━━ Data supplied ━━
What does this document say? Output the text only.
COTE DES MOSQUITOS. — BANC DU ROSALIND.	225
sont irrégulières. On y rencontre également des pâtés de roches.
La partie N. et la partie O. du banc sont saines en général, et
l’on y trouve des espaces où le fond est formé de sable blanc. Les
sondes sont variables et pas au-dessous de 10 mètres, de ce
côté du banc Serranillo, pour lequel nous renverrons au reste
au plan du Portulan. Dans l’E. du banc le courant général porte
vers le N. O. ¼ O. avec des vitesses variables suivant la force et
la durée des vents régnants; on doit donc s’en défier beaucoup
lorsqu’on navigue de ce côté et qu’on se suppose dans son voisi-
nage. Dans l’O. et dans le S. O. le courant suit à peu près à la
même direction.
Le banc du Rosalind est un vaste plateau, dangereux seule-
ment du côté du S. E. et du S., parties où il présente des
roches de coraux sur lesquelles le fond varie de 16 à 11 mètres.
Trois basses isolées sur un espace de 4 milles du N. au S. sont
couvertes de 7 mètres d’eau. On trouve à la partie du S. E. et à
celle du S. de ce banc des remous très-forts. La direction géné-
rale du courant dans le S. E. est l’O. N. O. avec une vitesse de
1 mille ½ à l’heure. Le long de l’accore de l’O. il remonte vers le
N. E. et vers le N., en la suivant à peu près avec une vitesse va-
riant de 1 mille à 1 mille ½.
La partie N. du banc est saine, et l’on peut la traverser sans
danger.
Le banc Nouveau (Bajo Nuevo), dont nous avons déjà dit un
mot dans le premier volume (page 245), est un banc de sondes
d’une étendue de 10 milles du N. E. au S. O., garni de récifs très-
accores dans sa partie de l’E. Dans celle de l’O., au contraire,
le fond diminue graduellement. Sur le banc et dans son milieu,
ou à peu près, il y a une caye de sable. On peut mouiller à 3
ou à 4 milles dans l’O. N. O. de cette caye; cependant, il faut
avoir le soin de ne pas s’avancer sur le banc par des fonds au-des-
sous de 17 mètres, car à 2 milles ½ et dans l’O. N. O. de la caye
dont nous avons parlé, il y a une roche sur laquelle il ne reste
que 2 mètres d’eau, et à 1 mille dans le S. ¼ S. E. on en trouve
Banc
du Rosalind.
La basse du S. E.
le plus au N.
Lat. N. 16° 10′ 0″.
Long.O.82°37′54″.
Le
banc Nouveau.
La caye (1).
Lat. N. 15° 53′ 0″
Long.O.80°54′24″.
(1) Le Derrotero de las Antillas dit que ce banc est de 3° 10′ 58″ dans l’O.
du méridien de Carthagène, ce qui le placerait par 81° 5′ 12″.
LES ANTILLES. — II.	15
━━━
Pull out all lines from the listing that contain the string "celle".

*Answer to the task*.
celle du S. de ce banc des remous très-forts. La direction géné-
accores dans sa partie de l’E. Dans celle de l’O., au contraire,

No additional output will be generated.